§ **EXERCISE BRIEF**
Please write out the complete listing that follows, exactly as it reads.

** Start STORED RECORDS **

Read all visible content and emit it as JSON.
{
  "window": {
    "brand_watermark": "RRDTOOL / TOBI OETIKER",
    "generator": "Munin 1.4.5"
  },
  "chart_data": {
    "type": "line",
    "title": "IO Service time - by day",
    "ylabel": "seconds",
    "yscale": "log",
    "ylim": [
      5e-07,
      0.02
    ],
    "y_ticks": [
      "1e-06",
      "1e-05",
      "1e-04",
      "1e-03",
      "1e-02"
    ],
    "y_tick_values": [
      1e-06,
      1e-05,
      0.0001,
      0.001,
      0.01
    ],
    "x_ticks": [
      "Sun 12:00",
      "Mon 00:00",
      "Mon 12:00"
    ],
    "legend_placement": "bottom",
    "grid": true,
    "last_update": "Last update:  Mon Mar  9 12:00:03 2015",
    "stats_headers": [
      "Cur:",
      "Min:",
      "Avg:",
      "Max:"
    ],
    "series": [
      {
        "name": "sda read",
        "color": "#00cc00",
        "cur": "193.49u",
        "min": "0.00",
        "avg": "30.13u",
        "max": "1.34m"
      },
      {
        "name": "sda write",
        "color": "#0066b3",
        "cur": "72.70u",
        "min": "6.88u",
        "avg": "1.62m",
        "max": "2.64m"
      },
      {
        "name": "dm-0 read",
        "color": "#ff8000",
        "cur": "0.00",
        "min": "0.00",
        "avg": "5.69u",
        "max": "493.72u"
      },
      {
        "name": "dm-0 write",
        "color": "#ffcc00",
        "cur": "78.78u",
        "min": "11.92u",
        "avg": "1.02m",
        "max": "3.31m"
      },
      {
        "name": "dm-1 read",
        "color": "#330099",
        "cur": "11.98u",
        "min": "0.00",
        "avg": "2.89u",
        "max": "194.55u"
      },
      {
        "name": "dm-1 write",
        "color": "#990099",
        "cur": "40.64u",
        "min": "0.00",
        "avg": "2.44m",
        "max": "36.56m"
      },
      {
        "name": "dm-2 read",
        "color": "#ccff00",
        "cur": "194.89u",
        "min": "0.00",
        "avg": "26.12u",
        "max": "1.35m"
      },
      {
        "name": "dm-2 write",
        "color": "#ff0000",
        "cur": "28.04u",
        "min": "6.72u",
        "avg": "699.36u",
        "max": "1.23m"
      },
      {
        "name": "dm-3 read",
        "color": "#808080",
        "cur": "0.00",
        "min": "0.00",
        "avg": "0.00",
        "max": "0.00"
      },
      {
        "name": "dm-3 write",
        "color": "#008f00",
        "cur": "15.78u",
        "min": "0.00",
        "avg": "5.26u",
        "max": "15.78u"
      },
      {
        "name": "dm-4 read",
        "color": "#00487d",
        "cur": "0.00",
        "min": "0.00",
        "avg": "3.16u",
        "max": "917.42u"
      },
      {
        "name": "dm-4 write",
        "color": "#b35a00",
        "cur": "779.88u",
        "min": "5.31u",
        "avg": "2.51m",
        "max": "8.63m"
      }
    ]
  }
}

** End STORED RECORDS **

§ **PROBLEM SOLUTION**
Read all visible content and emit it as JSON.
{
  "window": {
    "brand_watermark": "RRDTOOL / TOBI OETIKER",
    "generator": "Munin 1.4.5"
  },
  "chart_data": {
    "type": "line",
    "title": "IO Service time - by day",
    "ylabel": "seconds",
    "yscale": "log",
    "ylim": [
      5e-07,
      0.02
    ],
    "y_ticks": [
      "1e-06",
      "1e-05",
      "1e-04",
      "1e-03",
      "1e-02"
    ],
    "y_tick_values": [
      1e-06,
      1e-05,
      0.0001,
      0.001,
      0.01
    ],
    "x_ticks": [
      "Sun 12:00",
      "Mon 00:00",
      "Mon 12:00"
    ],
    "legend_placement": "bottom",
    "grid": true,
    "last_update": "Last update:  Mon Mar  9 12:00:03 2015",
    "stats_headers": [
      "Cur:",
      "Min:",
      "Avg:",
      "Max:"
    ],
    "series": [
      {
        "name": "sda read",
        "color": "#00cc00",
        "cur": "193.49u",
        "min": "0.00",
        "avg": "30.13u",
        "max": "1.34m"
      },
      {
        "name": "sda write",
        "color": "#0066b3",
        "cur": "72.70u",
        "min": "6.88u",
        "avg": "1.62m",
        "max": "2.64m"
      },
      {
        "name": "dm-0 read",
        "color": "#ff8000",
        "cur": "0.00",
        "min": "0.00",
        "avg": "5.69u",
        "max": "493.72u"
      },
      {
        "name": "dm-0 write",
        "color": "#ffcc00",
        "cur": "78.78u",
        "min": "11.92u",
        "avg": "1.02m",
        "max": "3.31m"
      },
      {
        "name": "dm-1 read",
        "color": "#330099",
        "cur": "11.98u",
        "min": "0.00",
        "avg": "2.89u",
        "max": "194.55u"
      },
      {
        "name": "dm-1 write",
        "color": "#990099",
        "cur": "40.64u",
        "min": "0.00",
        "avg": "2.44m",
        "max": "36.56m"
      },
      {
        "name": "dm-2 read",
        "color": "#ccff00",
        "cur": "194.89u",
        "min": "0.00",
        "avg": "26.12u",
        "max": "1.35m"
      },
      {
        "name": "dm-2 write",
        "color": "#ff0000",
        "cur": "28.04u",
        "min": "6.72u",
        "avg": "699.36u",
        "max": "1.23m"
      },
      {
        "name": "dm-3 read",
        "color": "#808080",
        "cur": "0.00",
        "min": "0.00",
        "avg": "0.00",
        "max": "0.00"
      },
      {
        "name": "dm-3 write",
        "color": "#008f00",
        "cur": "15.78u",
        "min": "0.00",
        "avg": "5.26u",
        "max": "15.78u"
      },
      {
        "name": "dm-4 read",
        "color": "#00487d",
        "cur": "0.00",
        "min": "0.00",
        "avg": "3.16u",
        "max": "917.42u"
      },
      {
        "name": "dm-4 write",
        "color": "#b35a00",
        "cur": "779.88u",
        "min": "5.31u",
        "avg": "2.51m",
        "max": "8.63m"
      }
    ]
  }
}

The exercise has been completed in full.